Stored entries
** BEGIN **
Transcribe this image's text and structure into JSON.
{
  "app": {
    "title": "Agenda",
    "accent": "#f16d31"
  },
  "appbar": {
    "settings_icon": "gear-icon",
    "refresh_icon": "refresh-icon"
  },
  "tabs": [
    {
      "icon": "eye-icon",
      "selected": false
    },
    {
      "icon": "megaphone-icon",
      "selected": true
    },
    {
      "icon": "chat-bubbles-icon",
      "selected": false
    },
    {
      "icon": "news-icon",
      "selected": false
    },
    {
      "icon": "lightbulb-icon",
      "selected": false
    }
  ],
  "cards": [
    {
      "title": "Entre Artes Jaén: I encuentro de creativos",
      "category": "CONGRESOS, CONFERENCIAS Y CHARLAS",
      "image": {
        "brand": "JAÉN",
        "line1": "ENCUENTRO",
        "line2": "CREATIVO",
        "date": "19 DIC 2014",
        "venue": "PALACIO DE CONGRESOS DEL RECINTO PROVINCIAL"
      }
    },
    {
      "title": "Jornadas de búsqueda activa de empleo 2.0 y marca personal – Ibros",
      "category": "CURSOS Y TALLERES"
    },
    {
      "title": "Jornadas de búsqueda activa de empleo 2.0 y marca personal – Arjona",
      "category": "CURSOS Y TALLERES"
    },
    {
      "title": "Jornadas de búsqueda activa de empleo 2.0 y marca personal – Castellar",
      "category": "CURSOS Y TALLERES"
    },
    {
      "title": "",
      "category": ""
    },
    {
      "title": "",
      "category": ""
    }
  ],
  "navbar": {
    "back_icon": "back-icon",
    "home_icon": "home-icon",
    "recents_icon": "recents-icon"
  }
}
** END **
Exercise brief: Please quote every record above exactly as it appears.

Finished answer:
Transcribe this image's text and structure into JSON.
{
  "app": {
    "title": "Agenda",
    "accent": "#f16d31"
  },
  "appbar": {
    "settings_icon": "gear-icon",
    "refresh_icon": "refresh-icon"
  },
  "tabs": [
    {
      "icon": "eye-icon",
      "selected": false
    },
    {
      "icon": "megaphone-icon",
      "selected": true
    },
    {
      "icon": "chat-bubbles-icon",
      "selected": false
    },
    {
      "icon": "news-icon",
      "selected": false
    },
    {
      "icon": "lightbulb-icon",
      "selected": false
    }
  ],
  "cards": [
    {
      "title": "Entre Artes Jaén: I encuentro de creativos",
      "category": "CONGRESOS, CONFERENCIAS Y CHARLAS",
      "image": {
        "brand": "JAÉN",
        "line1": "ENCUENTRO",
        "line2": "CREATIVO",
        "date": "19 DIC 2014",
        "venue": "PALACIO DE CONGRESOS DEL RECINTO PROVINCIAL"
      }
    },
    {
      "title": "Jornadas de búsqueda activa de empleo 2.0 y marca personal – Ibros",
      "category": "CURSOS Y TALLERES"
    },
    {
      "title": "Jornadas de búsqueda activa de empleo 2.0 y marca personal – Arjona",
      "category": "CURSOS Y TALLERES"
    },
    {
      "title": "Jornadas de búsqueda activa de empleo 2.0 y marca personal – Castellar",
      "category": "CURSOS Y TALLERES"
    },
    {
      "title": "",
      "category": ""
    },
    {
      "title": "",
      "category": ""
    }
  ],
  "navbar": {
    "back_icon": "back-icon",
    "home_icon": "home-icon",
    "recents_icon": "recents-icon"
  }
}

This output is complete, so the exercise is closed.